Exercise data →
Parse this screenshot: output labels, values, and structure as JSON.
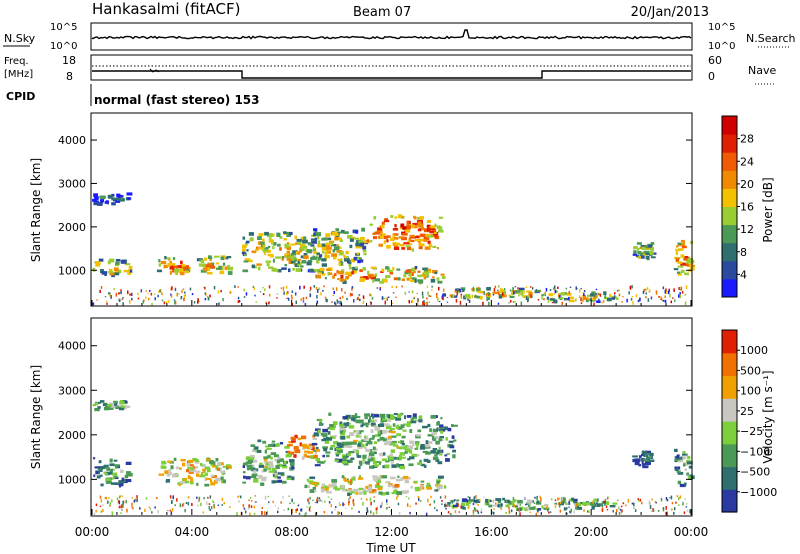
{
  "header": {
    "station": "Hankasalmi (fitACF)",
    "beam": "Beam 07",
    "date": "20/Jan/2013"
  },
  "aux_panels": {
    "nsky_label": "N.Sky",
    "nsky_ticks": [
      "10^5",
      "10^0"
    ],
    "nsearch_label": "N.Search",
    "freq_label_1": "Freq.",
    "freq_label_2": "[MHz]",
    "freq_ticks": [
      "18",
      "8"
    ],
    "nave_ticks": [
      "60",
      "0"
    ],
    "nave_label": "Nave",
    "cpid_label": "CPID",
    "cpid_text": "normal (fast stereo) 153"
  },
  "colors": {
    "power_scale": [
      "#1a1aff",
      "#2a4aa0",
      "#2f6f70",
      "#4a9a55",
      "#9acd32",
      "#f2c200",
      "#f08a00",
      "#f05a00",
      "#e02000",
      "#d00000"
    ],
    "velocity_scale": [
      "#2a3aa0",
      "#2f6f70",
      "#4a9a55",
      "#7ccf3a",
      "#c8c8c0",
      "#f0a000",
      "#f07000",
      "#e02000"
    ]
  },
  "chart_data": [
    {
      "type": "heatmap",
      "panel": "power",
      "ylabel": "Slant Range [km]",
      "yticks": [
        "4000",
        "3000",
        "2000",
        "1000"
      ],
      "ylim": [
        200,
        4600
      ],
      "xlim": [
        0,
        24
      ],
      "colorbar_label": "Power [dB]",
      "colorbar_ticks": [
        "28",
        "24",
        "20",
        "16",
        "12",
        "8",
        "4"
      ],
      "colorbar_range": [
        0,
        32
      ],
      "regions": [
        {
          "t0": 0.0,
          "t1": 1.5,
          "r0": 2550,
          "r1": 2800,
          "level": 0.2
        },
        {
          "t0": 0.0,
          "t1": 1.6,
          "r0": 900,
          "r1": 1300,
          "level": 0.5
        },
        {
          "t0": 2.6,
          "t1": 3.9,
          "r0": 950,
          "r1": 1350,
          "level": 0.7
        },
        {
          "t0": 4.1,
          "t1": 5.5,
          "r0": 950,
          "r1": 1350,
          "level": 0.6
        },
        {
          "t0": 6.0,
          "t1": 8.8,
          "r0": 1000,
          "r1": 1900,
          "level": 0.55
        },
        {
          "t0": 8.6,
          "t1": 11.0,
          "r0": 1150,
          "r1": 2000,
          "level": 0.5
        },
        {
          "t0": 11.0,
          "t1": 14.0,
          "r0": 1500,
          "r1": 2300,
          "level": 0.8
        },
        {
          "t0": 8.5,
          "t1": 14.2,
          "r0": 750,
          "r1": 1100,
          "level": 0.65
        },
        {
          "t0": 14.0,
          "t1": 18.0,
          "r0": 400,
          "r1": 620,
          "level": 0.55
        },
        {
          "t0": 18.0,
          "t1": 21.0,
          "r0": 300,
          "r1": 520,
          "level": 0.5
        },
        {
          "t0": 21.6,
          "t1": 22.4,
          "r0": 1300,
          "r1": 1650,
          "level": 0.5
        },
        {
          "t0": 23.3,
          "t1": 24.0,
          "r0": 900,
          "r1": 1700,
          "level": 0.7
        }
      ]
    },
    {
      "type": "heatmap",
      "panel": "velocity",
      "ylabel": "Slant Range [km]",
      "yticks": [
        "4000",
        "3000",
        "2000",
        "1000"
      ],
      "ylim": [
        200,
        4600
      ],
      "xlim": [
        0,
        24
      ],
      "xlabel": "Time UT",
      "xticks": [
        "00:00",
        "04:00",
        "08:00",
        "12:00",
        "16:00",
        "20:00",
        "00:00"
      ],
      "colorbar_label": "Velocity [m s⁻¹]",
      "colorbar_ticks": [
        "1000",
        "500",
        "100",
        "25",
        "−25",
        "−100",
        "−500",
        "−1000"
      ],
      "regions": [
        {
          "t0": 0.0,
          "t1": 1.5,
          "r0": 2550,
          "r1": 2800,
          "level": 0.45
        },
        {
          "t0": 0.0,
          "t1": 1.6,
          "r0": 900,
          "r1": 1500,
          "level": 0.35
        },
        {
          "t0": 2.6,
          "t1": 5.5,
          "r0": 900,
          "r1": 1500,
          "level": 0.65
        },
        {
          "t0": 6.0,
          "t1": 8.0,
          "r0": 900,
          "r1": 1900,
          "level": 0.45
        },
        {
          "t0": 7.8,
          "t1": 9.0,
          "r0": 1500,
          "r1": 2100,
          "level": 0.85
        },
        {
          "t0": 8.8,
          "t1": 14.5,
          "r0": 1300,
          "r1": 2500,
          "level": 0.45
        },
        {
          "t0": 8.5,
          "t1": 14.2,
          "r0": 700,
          "r1": 1100,
          "level": 0.65
        },
        {
          "t0": 14.0,
          "t1": 21.0,
          "r0": 350,
          "r1": 600,
          "level": 0.45
        },
        {
          "t0": 21.6,
          "t1": 22.4,
          "r0": 1300,
          "r1": 1650,
          "level": 0.25
        },
        {
          "t0": 23.3,
          "t1": 24.0,
          "r0": 900,
          "r1": 1700,
          "level": 0.45
        }
      ]
    }
  ]
}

Requirements → In your copy, repeat each record exactly and include no pictures.

Task output →
Parse this screenshot: output labels, values, and structure as JSON.
{
  "header": {
    "station": "Hankasalmi (fitACF)",
    "beam": "Beam 07",
    "date": "20/Jan/2013"
  },
  "aux_panels": {
    "nsky_label": "N.Sky",
    "nsky_ticks": [
      "10^5",
      "10^0"
    ],
    "nsearch_label": "N.Search",
    "freq_label_1": "Freq.",
    "freq_label_2": "[MHz]",
    "freq_ticks": [
      "18",
      "8"
    ],
    "nave_ticks": [
      "60",
      "0"
    ],
    "nave_label": "Nave",
    "cpid_label": "CPID",
    "cpid_text": "normal (fast stereo) 153"
  },
  "colors": {
    "power_scale": [
      "#1a1aff",
      "#2a4aa0",
      "#2f6f70",
      "#4a9a55",
      "#9acd32",
      "#f2c200",
      "#f08a00",
      "#f05a00",
      "#e02000",
      "#d00000"
    ],
    "velocity_scale": [
      "#2a3aa0",
      "#2f6f70",
      "#4a9a55",
      "#7ccf3a",
      "#c8c8c0",
      "#f0a000",
      "#f07000",
      "#e02000"
    ]
  },
  "chart_data": [
    {
      "type": "heatmap",
      "panel": "power",
      "ylabel": "Slant Range [km]",
      "yticks": [
        "4000",
        "3000",
        "2000",
        "1000"
      ],
      "ylim": [
        200,
        4600
      ],
      "xlim": [
        0,
        24
      ],
      "colorbar_label": "Power [dB]",
      "colorbar_ticks": [
        "28",
        "24",
        "20",
        "16",
        "12",
        "8",
        "4"
      ],
      "colorbar_range": [
        0,
        32
      ],
      "regions": [
        {
          "t0": 0.0,
          "t1": 1.5,
          "r0": 2550,
          "r1": 2800,
          "level": 0.2
        },
        {
          "t0": 0.0,
          "t1": 1.6,
          "r0": 900,
          "r1": 1300,
          "level": 0.5
        },
        {
          "t0": 2.6,
          "t1": 3.9,
          "r0": 950,
          "r1": 1350,
          "level": 0.7
        },
        {
          "t0": 4.1,
          "t1": 5.5,
          "r0": 950,
          "r1": 1350,
          "level": 0.6
        },
        {
          "t0": 6.0,
          "t1": 8.8,
          "r0": 1000,
          "r1": 1900,
          "level": 0.55
        },
        {
          "t0": 8.6,
          "t1": 11.0,
          "r0": 1150,
          "r1": 2000,
          "level": 0.5
        },
        {
          "t0": 11.0,
          "t1": 14.0,
          "r0": 1500,
          "r1": 2300,
          "level": 0.8
        },
        {
          "t0": 8.5,
          "t1": 14.2,
          "r0": 750,
          "r1": 1100,
          "level": 0.65
        },
        {
          "t0": 14.0,
          "t1": 18.0,
          "r0": 400,
          "r1": 620,
          "level": 0.55
        },
        {
          "t0": 18.0,
          "t1": 21.0,
          "r0": 300,
          "r1": 520,
          "level": 0.5
        },
        {
          "t0": 21.6,
          "t1": 22.4,
          "r0": 1300,
          "r1": 1650,
          "level": 0.5
        },
        {
          "t0": 23.3,
          "t1": 24.0,
          "r0": 900,
          "r1": 1700,
          "level": 0.7
        }
      ]
    },
    {
      "type": "heatmap",
      "panel": "velocity",
      "ylabel": "Slant Range [km]",
      "yticks": [
        "4000",
        "3000",
        "2000",
        "1000"
      ],
      "ylim": [
        200,
        4600
      ],
      "xlim": [
        0,
        24
      ],
      "xlabel": "Time UT",
      "xticks": [
        "00:00",
        "04:00",
        "08:00",
        "12:00",
        "16:00",
        "20:00",
        "00:00"
      ],
      "colorbar_label": "Velocity [m s⁻¹]",
      "colorbar_ticks": [
        "1000",
        "500",
        "100",
        "25",
        "−25",
        "−100",
        "−500",
        "−1000"
      ],
      "regions": [
        {
          "t0": 0.0,
          "t1": 1.5,
          "r0": 2550,
          "r1": 2800,
          "level": 0.45
        },
        {
          "t0": 0.0,
          "t1": 1.6,
          "r0": 900,
          "r1": 1500,
          "level": 0.35
        },
        {
          "t0": 2.6,
          "t1": 5.5,
          "r0": 900,
          "r1": 1500,
          "level": 0.65
        },
        {
          "t0": 6.0,
          "t1": 8.0,
          "r0": 900,
          "r1": 1900,
          "level": 0.45
        },
        {
          "t0": 7.8,
          "t1": 9.0,
          "r0": 1500,
          "r1": 2100,
          "level": 0.85
        },
        {
          "t0": 8.8,
          "t1": 14.5,
          "r0": 1300,
          "r1": 2500,
          "level": 0.45
        },
        {
          "t0": 8.5,
          "t1": 14.2,
          "r0": 700,
          "r1": 1100,
          "level": 0.65
        },
        {
          "t0": 14.0,
          "t1": 21.0,
          "r0": 350,
          "r1": 600,
          "level": 0.45
        },
        {
          "t0": 21.6,
          "t1": 22.4,
          "r0": 1300,
          "r1": 1650,
          "level": 0.25
        },
        {
          "t0": 23.3,
          "t1": 24.0,
          "r0": 900,
          "r1": 1700,
          "level": 0.45
        }
      ]
    }
  ]
}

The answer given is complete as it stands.